### [STATED GOAL]
Show all lines that include the string "title"; copy each one.

^^^^

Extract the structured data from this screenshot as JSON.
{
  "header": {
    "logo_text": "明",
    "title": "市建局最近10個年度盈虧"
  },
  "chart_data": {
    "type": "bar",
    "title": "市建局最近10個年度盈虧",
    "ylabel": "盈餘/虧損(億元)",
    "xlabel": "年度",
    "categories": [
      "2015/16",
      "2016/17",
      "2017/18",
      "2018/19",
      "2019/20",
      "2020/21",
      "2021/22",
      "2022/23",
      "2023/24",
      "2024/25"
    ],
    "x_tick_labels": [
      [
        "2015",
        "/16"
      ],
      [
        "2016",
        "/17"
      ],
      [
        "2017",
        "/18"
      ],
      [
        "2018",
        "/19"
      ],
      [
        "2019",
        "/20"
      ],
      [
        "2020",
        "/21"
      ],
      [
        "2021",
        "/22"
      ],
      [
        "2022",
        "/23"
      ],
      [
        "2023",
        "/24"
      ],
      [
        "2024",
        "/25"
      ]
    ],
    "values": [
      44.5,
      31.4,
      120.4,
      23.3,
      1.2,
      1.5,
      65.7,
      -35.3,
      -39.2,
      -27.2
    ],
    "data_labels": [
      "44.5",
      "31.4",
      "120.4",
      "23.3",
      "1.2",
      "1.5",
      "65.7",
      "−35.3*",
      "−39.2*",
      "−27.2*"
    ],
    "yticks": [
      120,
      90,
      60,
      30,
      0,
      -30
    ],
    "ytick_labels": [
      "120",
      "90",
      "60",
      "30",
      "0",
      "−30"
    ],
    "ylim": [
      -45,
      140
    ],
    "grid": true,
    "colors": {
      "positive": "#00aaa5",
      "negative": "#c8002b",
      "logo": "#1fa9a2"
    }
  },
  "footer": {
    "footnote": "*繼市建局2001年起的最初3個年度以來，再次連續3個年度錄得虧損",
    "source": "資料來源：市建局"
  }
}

^^^^

### [ANSWER FOR THIS EXERCISE]
    "title": "市建局最近10個年度盈虧"
    "title": "市建局最近10個年度盈虧",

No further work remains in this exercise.